• WHAT THIS TASK INVOLVES: Would you copy out the whole listing exactly as given?

- - - -

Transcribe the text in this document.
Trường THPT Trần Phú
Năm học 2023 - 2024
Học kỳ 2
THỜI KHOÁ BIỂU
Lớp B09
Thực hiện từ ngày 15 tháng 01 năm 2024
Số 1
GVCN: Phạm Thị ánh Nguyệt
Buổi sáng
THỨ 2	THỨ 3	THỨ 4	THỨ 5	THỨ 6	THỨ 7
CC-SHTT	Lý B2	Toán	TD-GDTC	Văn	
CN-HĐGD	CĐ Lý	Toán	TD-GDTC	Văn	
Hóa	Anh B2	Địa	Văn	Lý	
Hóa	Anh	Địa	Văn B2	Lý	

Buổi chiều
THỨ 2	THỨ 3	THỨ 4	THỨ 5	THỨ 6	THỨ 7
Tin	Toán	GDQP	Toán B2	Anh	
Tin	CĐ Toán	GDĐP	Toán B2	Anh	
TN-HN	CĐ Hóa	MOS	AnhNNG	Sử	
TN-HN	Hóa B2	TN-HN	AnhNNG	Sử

- - - -

• WRITTEN REPLY:
Transcribe the text in this document.
Trường THPT Trần Phú
Năm học 2023 - 2024
Học kỳ 2
THỜI KHOÁ BIỂU
Lớp B09
Thực hiện từ ngày 15 tháng 01 năm 2024
Số 1
GVCN: Phạm Thị ánh Nguyệt
Buổi sáng
THỨ 2	THỨ 3	THỨ 4	THỨ 5	THỨ 6	THỨ 7
CC-SHTT	Lý B2	Toán	TD-GDTC	Văn	
CN-HĐGD	CĐ Lý	Toán	TD-GDTC	Văn	
Hóa	Anh B2	Địa	Văn	Lý	
Hóa	Anh	Địa	Văn B2	Lý	

Buổi chiều
THỨ 2	THỨ 3	THỨ 4	THỨ 5	THỨ 6	THỨ 7
Tin	Toán	GDQP	Toán B2	Anh	
Tin	CĐ Toán	GDĐP	Toán B2	Anh	
TN-HN	CĐ Hóa	MOS	AnhNNG	Sử	
TN-HN	Hóa B2	TN-HN	AnhNNG	Sử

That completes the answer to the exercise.